§ To do
Search the listing below for the string "xlabel" and copy every line where it occurs.

○ ○ ○

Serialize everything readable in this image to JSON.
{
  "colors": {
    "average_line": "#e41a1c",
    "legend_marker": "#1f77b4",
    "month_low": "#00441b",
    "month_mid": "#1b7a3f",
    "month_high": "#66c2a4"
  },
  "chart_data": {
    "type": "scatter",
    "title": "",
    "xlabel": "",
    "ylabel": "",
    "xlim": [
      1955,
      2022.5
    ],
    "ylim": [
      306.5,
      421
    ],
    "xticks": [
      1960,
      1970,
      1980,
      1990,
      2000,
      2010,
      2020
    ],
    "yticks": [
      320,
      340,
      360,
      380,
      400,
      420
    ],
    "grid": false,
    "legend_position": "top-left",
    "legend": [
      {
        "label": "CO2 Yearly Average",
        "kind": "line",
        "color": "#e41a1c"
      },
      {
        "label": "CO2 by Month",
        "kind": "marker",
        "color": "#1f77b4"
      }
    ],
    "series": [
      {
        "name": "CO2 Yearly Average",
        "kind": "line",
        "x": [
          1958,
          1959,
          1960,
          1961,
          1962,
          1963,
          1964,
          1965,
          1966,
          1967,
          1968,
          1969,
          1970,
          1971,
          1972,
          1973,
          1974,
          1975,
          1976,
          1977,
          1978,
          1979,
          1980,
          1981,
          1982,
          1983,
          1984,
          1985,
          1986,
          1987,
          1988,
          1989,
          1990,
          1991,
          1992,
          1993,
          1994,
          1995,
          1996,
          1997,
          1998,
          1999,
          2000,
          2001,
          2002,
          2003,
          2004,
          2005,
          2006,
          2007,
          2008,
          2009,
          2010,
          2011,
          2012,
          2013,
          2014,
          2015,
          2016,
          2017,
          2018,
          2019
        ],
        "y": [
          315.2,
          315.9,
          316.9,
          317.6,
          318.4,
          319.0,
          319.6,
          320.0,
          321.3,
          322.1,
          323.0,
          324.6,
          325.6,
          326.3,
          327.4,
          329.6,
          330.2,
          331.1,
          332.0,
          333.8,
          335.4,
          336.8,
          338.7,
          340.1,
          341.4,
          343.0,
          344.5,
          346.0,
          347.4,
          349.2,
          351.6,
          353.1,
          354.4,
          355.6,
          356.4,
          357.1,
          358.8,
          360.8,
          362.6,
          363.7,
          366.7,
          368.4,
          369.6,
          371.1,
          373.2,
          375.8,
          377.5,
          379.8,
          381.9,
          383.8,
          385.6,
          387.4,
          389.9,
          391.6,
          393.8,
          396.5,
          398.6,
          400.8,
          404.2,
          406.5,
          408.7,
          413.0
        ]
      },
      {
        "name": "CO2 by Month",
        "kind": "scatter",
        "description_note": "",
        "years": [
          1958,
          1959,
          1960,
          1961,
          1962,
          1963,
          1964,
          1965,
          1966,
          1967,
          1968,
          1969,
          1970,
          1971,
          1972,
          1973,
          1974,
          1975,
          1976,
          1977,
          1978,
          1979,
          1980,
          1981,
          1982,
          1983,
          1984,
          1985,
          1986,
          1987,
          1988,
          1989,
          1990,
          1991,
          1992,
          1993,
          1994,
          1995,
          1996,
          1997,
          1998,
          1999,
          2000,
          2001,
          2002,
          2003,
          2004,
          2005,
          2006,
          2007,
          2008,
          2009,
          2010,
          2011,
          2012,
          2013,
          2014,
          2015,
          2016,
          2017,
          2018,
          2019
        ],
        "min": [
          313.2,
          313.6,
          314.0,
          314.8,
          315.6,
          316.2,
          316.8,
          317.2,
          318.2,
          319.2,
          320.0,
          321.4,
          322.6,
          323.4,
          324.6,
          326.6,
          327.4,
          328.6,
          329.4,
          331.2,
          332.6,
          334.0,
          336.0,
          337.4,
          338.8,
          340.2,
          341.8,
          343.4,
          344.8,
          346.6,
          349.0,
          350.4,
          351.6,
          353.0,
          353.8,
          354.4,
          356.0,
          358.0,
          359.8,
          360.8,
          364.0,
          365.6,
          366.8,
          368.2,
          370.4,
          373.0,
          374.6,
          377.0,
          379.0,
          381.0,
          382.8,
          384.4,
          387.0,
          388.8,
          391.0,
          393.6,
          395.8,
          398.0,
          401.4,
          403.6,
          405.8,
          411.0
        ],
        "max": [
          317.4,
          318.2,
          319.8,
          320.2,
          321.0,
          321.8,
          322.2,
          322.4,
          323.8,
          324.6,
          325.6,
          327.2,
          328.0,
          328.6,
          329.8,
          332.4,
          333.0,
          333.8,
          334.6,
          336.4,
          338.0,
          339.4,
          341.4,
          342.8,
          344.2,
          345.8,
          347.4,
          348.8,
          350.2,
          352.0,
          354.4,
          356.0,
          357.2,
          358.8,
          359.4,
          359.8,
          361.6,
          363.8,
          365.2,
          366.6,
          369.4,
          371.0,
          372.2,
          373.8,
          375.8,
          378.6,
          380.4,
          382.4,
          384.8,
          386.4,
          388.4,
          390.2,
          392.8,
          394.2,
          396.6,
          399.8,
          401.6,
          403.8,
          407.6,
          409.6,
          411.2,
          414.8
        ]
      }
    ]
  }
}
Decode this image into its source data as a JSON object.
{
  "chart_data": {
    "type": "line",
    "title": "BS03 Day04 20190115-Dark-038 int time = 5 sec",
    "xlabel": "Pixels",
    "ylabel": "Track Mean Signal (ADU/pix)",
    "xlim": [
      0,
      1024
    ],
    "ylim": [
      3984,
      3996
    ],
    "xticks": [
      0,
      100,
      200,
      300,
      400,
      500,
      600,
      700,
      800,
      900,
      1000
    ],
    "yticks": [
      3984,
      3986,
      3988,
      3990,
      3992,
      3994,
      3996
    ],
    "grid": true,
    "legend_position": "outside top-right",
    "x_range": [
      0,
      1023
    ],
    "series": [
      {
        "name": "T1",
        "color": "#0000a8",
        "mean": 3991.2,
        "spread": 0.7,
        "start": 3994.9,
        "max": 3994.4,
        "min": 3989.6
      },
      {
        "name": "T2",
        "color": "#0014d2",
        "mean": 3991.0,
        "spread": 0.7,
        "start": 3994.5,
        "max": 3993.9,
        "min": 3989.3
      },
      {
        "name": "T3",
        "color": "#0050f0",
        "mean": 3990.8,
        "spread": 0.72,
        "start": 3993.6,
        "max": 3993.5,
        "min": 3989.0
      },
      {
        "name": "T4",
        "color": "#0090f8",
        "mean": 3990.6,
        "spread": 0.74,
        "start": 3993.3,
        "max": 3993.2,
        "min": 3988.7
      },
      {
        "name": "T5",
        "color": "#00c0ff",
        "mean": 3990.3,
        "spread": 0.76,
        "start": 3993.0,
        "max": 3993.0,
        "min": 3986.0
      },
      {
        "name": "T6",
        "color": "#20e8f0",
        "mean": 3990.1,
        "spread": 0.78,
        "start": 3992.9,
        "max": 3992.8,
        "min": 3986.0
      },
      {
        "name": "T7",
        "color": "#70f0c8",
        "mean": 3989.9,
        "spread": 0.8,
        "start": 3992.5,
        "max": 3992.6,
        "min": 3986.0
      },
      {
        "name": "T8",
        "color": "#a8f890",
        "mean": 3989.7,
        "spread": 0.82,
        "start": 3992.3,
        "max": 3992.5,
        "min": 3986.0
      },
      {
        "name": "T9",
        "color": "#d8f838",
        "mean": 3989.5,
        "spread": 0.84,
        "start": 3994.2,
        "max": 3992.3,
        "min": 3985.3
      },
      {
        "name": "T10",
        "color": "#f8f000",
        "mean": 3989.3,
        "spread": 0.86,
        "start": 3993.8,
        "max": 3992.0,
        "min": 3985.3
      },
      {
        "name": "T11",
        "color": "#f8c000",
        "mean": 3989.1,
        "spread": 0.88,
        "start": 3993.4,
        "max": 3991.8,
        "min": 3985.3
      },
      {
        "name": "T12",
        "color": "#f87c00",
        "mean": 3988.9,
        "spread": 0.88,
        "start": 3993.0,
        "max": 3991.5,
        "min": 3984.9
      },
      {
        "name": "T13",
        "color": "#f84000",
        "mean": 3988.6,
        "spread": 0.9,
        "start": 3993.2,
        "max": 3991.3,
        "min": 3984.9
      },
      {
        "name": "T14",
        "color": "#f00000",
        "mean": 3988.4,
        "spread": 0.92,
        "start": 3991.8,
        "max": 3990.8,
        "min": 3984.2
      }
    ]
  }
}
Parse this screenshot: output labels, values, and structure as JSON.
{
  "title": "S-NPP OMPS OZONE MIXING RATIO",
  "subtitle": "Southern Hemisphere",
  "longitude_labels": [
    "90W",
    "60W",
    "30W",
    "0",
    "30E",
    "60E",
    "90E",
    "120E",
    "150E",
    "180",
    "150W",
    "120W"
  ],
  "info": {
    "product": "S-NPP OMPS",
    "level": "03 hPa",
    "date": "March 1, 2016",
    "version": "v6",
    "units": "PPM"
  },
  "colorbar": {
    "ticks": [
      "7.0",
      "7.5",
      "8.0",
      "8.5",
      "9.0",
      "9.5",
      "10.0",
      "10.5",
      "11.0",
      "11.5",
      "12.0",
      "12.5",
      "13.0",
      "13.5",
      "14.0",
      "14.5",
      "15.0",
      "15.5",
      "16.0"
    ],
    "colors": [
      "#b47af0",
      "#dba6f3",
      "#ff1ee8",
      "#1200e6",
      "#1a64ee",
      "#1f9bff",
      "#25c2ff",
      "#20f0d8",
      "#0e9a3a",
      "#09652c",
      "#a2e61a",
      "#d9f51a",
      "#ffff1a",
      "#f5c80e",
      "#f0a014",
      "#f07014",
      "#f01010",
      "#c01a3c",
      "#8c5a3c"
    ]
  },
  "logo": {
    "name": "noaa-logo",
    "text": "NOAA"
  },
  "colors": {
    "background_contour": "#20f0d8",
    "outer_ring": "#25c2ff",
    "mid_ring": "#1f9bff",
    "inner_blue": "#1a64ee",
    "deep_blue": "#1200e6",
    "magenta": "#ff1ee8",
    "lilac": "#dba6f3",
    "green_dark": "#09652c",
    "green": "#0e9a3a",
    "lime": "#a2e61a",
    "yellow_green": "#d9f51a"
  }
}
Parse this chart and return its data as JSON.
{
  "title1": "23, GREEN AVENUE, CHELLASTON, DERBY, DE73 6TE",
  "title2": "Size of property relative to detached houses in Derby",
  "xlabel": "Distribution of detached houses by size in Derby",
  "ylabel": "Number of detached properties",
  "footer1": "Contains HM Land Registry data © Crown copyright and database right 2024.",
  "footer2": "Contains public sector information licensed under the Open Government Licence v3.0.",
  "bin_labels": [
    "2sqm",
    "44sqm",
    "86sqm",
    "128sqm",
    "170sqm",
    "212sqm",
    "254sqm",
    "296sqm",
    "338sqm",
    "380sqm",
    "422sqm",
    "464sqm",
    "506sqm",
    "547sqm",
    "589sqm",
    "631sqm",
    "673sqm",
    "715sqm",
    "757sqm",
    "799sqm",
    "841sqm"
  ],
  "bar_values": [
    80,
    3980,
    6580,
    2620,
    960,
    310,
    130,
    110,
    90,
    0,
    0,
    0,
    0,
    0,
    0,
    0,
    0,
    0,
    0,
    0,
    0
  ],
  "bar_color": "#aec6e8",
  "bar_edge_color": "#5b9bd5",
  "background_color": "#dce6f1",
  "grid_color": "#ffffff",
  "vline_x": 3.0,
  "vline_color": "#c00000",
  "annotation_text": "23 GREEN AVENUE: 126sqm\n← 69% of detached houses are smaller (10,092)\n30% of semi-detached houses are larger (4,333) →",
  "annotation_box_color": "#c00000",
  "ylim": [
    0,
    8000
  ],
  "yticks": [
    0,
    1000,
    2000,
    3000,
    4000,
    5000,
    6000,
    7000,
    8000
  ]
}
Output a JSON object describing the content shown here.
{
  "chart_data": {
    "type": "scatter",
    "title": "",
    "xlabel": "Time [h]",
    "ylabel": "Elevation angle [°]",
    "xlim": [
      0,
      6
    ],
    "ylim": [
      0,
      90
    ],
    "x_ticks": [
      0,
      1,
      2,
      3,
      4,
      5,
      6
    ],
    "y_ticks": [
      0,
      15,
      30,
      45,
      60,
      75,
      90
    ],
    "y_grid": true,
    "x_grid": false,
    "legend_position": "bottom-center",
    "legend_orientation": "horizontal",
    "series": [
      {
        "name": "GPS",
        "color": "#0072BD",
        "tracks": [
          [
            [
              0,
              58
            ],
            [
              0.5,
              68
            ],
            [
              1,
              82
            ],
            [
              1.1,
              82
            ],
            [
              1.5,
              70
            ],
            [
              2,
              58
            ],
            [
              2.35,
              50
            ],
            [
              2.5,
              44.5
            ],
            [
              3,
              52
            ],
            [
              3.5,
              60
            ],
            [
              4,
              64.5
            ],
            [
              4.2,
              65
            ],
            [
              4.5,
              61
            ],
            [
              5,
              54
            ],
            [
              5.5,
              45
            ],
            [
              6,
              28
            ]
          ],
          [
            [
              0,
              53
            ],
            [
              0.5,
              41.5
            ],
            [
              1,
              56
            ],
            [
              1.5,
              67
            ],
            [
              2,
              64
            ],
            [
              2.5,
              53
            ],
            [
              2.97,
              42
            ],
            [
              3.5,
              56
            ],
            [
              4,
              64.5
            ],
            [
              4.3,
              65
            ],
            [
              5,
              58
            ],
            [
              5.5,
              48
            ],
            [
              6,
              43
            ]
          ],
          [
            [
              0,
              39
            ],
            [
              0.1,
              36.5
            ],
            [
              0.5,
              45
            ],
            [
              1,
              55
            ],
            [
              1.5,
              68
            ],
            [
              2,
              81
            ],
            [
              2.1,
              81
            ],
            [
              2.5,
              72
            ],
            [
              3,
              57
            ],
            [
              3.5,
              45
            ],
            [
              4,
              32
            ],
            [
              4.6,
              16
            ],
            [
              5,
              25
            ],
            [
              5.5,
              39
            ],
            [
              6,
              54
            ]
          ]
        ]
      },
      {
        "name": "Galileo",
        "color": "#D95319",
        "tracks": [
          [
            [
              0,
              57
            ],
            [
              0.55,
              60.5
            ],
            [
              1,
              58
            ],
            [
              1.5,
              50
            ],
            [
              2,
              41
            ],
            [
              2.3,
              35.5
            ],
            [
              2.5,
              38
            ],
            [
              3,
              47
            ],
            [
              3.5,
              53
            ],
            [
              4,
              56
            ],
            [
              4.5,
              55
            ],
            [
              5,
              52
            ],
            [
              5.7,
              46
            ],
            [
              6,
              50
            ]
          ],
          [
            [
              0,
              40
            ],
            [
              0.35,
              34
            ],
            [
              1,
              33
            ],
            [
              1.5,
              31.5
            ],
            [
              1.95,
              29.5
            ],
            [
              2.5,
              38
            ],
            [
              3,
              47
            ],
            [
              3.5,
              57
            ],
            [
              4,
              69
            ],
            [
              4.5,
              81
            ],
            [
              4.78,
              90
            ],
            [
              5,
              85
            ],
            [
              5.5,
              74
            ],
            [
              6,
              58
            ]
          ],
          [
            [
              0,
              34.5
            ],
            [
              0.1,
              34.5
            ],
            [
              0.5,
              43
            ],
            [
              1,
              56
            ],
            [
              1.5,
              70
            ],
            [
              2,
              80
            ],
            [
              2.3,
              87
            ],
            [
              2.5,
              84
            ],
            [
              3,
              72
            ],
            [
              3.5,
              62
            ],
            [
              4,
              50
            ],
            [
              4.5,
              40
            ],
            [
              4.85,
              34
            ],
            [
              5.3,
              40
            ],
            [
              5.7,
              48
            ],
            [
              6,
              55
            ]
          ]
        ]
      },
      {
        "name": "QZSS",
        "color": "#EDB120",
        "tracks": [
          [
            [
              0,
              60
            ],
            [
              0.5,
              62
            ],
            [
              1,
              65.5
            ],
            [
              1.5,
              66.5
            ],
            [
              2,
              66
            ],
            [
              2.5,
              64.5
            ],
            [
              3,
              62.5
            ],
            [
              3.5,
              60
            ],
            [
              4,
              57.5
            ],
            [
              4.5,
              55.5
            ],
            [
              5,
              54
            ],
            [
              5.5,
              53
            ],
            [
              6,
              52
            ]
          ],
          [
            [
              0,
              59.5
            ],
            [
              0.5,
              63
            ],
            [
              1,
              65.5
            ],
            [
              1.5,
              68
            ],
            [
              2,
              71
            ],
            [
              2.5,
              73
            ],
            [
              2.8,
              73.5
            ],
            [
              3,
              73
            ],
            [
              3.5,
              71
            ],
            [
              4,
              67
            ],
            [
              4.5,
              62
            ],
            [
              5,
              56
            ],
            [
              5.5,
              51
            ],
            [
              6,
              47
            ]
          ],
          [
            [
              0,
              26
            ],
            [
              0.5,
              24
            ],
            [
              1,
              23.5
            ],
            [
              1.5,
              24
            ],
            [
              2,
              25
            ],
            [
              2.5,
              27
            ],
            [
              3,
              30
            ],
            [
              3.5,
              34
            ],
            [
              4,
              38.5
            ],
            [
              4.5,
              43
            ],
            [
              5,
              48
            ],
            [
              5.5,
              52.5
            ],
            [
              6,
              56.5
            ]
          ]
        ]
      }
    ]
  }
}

○ ○ ○

§ Solved exercise
    "xlabel": "",
    "xlabel": "Pixels",
  "xlabel": "Distribution of detached houses by size in Derby",
    "xlabel": "Time [h]",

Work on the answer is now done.